▶ _WHAT TO WORK ON_
Copy every line of the records below verbatim, omitting the pictures.

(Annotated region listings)
---------------

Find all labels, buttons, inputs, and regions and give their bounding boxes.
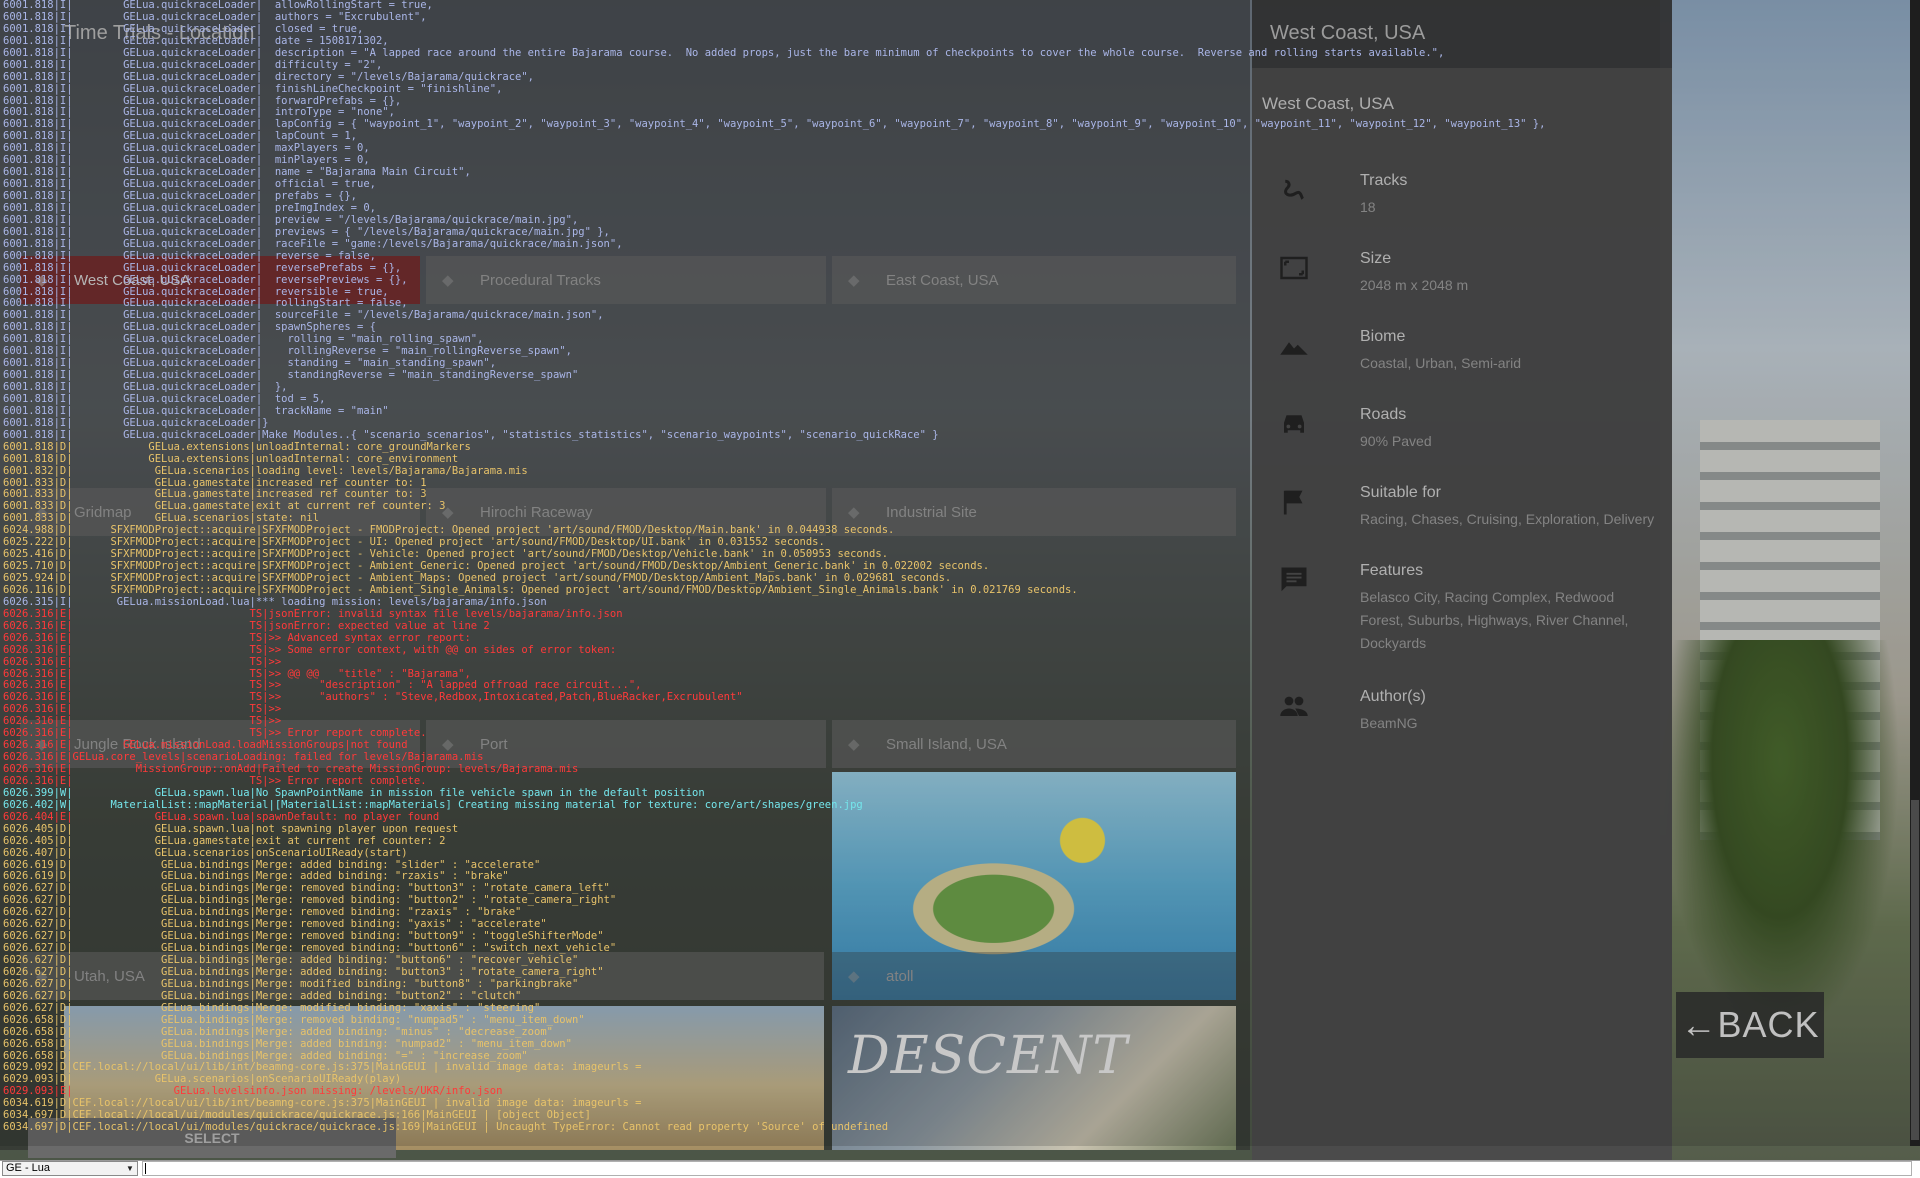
context-selector-dropdown[interactable]: GE - Lua xyxy=(2,1161,138,1176)
log-line: 6001.818|I| GELua.quickraceLoader| rever… xyxy=(3,261,402,274)
log-line: 6001.818|I| GELua.quickraceLoader| stand… xyxy=(3,369,579,382)
log-line: 6026.316|E| TS|jsonError: invalid syntax… xyxy=(3,607,623,620)
log-line: 6026.404|E| GELua.spawn.lua|spawnDefault… xyxy=(3,810,440,823)
log-line: 6001.818|D| GELua.extensions|unloadInter… xyxy=(3,440,471,453)
log-line: 6026.316|E| TS|>> Advanced syntax error … xyxy=(3,631,471,644)
log-line: 6001.818|D| GELua.extensions|unloadInter… xyxy=(3,452,459,465)
log-line: 6001.818|I| GELua.quickraceLoader|Make M… xyxy=(3,428,939,441)
log-line: 6001.818|I| GELua.quickraceLoader| finis… xyxy=(3,82,503,95)
log-line: 6001.818|I| GELua.quickraceLoader| descr… xyxy=(3,46,1445,59)
text-caret xyxy=(145,1163,146,1174)
log-line: 6026.405|D| GELua.gamestate|exit at curr… xyxy=(3,834,446,847)
command-input[interactable] xyxy=(142,1161,1912,1176)
log-line: 6001.818|I| GELua.quickraceLoader| diffi… xyxy=(3,58,383,71)
log-line: 6026.658|D| GELua.bindings|Merge: remove… xyxy=(3,1013,585,1026)
log-line: 6026.627|D| GELua.bindings|Merge: modifi… xyxy=(3,1001,541,1014)
log-line: 6001.818|I| GELua.quickraceLoader| previ… xyxy=(3,225,610,238)
log-line: 6026.658|D| GELua.bindings|Merge: added … xyxy=(3,1025,553,1038)
log-line: 6001.818|I| GELua.quickraceLoader| track… xyxy=(3,404,389,417)
log-line: 6026.658|D| GELua.bindings|Merge: added … xyxy=(3,1037,572,1050)
log-line: 6026.407|D| GELua.scenarios|onScenarioUI… xyxy=(3,846,408,859)
log-line: 6026.627|D| GELua.bindings|Merge: added … xyxy=(3,989,522,1002)
log-line: 6034.697|D|CEF.local://local/ui/modules/… xyxy=(3,1121,889,1134)
log-line: 6001.818|I| GELua.quickraceLoader| rever… xyxy=(3,273,408,286)
log-line: 6026.316|E| TS|>> Some error context, wi… xyxy=(3,643,617,656)
log-line: 6026.316|E| TS|>> xyxy=(3,655,282,668)
log-line: 6001.832|D| GELua.scenarios|loading leve… xyxy=(3,464,528,477)
log-line: 6001.818|I| GELua.quickraceLoader|} xyxy=(3,416,269,429)
log-line: 6001.818|I| GELua.quickraceLoader| rever… xyxy=(3,249,376,262)
log-line: 6026.316|E| TS|>> "authors" : "Steve,Red… xyxy=(3,691,743,704)
log-line: 6001.818|I| GELua.quickraceLoader| date … xyxy=(3,34,389,47)
log-line: 6026.316|E| TS|jsonError: expected value… xyxy=(3,619,490,632)
console-log[interactable]: 6001.818|I| GELua.quickraceLoader| allow… xyxy=(0,0,1912,1146)
log-line: 6001.818|I| GELua.quickraceLoader| direc… xyxy=(3,70,535,83)
console-scroll-thumb[interactable] xyxy=(1911,800,1919,1140)
log-line: 6026.316|E| TS|>> xyxy=(3,703,282,716)
log-line: 6026.402|W| MaterialList::mapMaterial|[M… xyxy=(3,798,863,811)
log-line: 6026.405|D| GELua.spawn.lua|not spawning… xyxy=(3,822,459,835)
chevron-down-icon[interactable]: ▼ xyxy=(126,1164,134,1173)
log-line: 6001.818|I| GELua.quickraceLoader| raceF… xyxy=(3,237,623,250)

---------------

▶ _WORKED ANSWER_
Find all labels, buttons, inputs, and regions and give their bounding boxes.
context-selector-dropdown[interactable]: GE - Lua xyxy=(2,1161,138,1176)
log-line: 6001.818|I| GELua.quickraceLoader| rever… xyxy=(3,261,402,274)
log-line: 6001.818|I| GELua.quickraceLoader| stand… xyxy=(3,369,579,382)
log-line: 6026.316|E| TS|jsonError: invalid syntax… xyxy=(3,607,623,620)
log-line: 6026.404|E| GELua.spawn.lua|spawnDefault… xyxy=(3,810,440,823)
log-line: 6001.818|D| GELua.extensions|unloadInter… xyxy=(3,440,471,453)
log-line: 6026.316|E| TS|>> Advanced syntax error … xyxy=(3,631,471,644)
log-line: 6001.818|D| GELua.extensions|unloadInter… xyxy=(3,452,459,465)
log-line: 6001.818|I| GELua.quickraceLoader|Make M… xyxy=(3,428,939,441)
log-line: 6001.818|I| GELua.quickraceLoader| finis… xyxy=(3,82,503,95)
log-line: 6001.818|I| GELua.quickraceLoader| descr… xyxy=(3,46,1445,59)
text-caret xyxy=(145,1163,146,1174)
log-line: 6026.405|D| GELua.gamestate|exit at curr… xyxy=(3,834,446,847)
command-input[interactable] xyxy=(142,1161,1912,1176)
log-line: 6001.818|I| GELua.quickraceLoader| diffi… xyxy=(3,58,383,71)
log-line: 6026.658|D| GELua.bindings|Merge: remove… xyxy=(3,1013,585,1026)
log-line: 6026.627|D| GELua.bindings|Merge: modifi… xyxy=(3,1001,541,1014)
log-line: 6001.818|I| GELua.quickraceLoader| previ… xyxy=(3,225,610,238)
log-line: 6026.658|D| GELua.bindings|Merge: added … xyxy=(3,1025,553,1038)
log-line: 6001.818|I| GELua.quickraceLoader| track… xyxy=(3,404,389,417)
log-line: 6026.658|D| GELua.bindings|Merge: added … xyxy=(3,1037,572,1050)
log-line: 6026.407|D| GELua.scenarios|onScenarioUI… xyxy=(3,846,408,859)
log-line: 6026.627|D| GELua.bindings|Merge: added … xyxy=(3,989,522,1002)
log-line: 6034.697|D|CEF.local://local/ui/modules/… xyxy=(3,1121,889,1134)
log-line: 6001.818|I| GELua.quickraceLoader| rever… xyxy=(3,273,408,286)
log-line: 6026.316|E| TS|>> Some error context, wi… xyxy=(3,643,617,656)
log-line: 6026.316|E| TS|>> xyxy=(3,655,282,668)
log-line: 6001.832|D| GELua.scenarios|loading leve… xyxy=(3,464,528,477)
log-line: 6001.818|I| GELua.quickraceLoader|} xyxy=(3,416,269,429)
log-line: 6001.818|I| GELua.quickraceLoader| rever… xyxy=(3,249,376,262)
log-line: 6026.316|E| TS|>> "authors" : "Steve,Red… xyxy=(3,691,743,704)
log-line: 6001.818|I| GELua.quickraceLoader| date … xyxy=(3,34,389,47)
log-line: 6026.316|E| TS|jsonError: expected value… xyxy=(3,619,490,632)
console-log[interactable]: 6001.818|I| GELua.quickraceLoader| allow… xyxy=(0,0,1912,1146)
log-line: 6001.818|I| GELua.quickraceLoader| direc… xyxy=(3,70,535,83)
console-scroll-thumb[interactable] xyxy=(1911,800,1919,1140)
log-line: 6026.316|E| TS|>> xyxy=(3,703,282,716)
log-line: 6026.402|W| MaterialList::mapMaterial|[M… xyxy=(3,798,863,811)
log-line: 6026.405|D| GELua.spawn.lua|not spawning… xyxy=(3,822,459,835)
chevron-down-icon[interactable]: ▼ xyxy=(126,1164,134,1173)
log-line: 6001.818|I| GELua.quickraceLoader| raceF… xyxy=(3,237,623,250)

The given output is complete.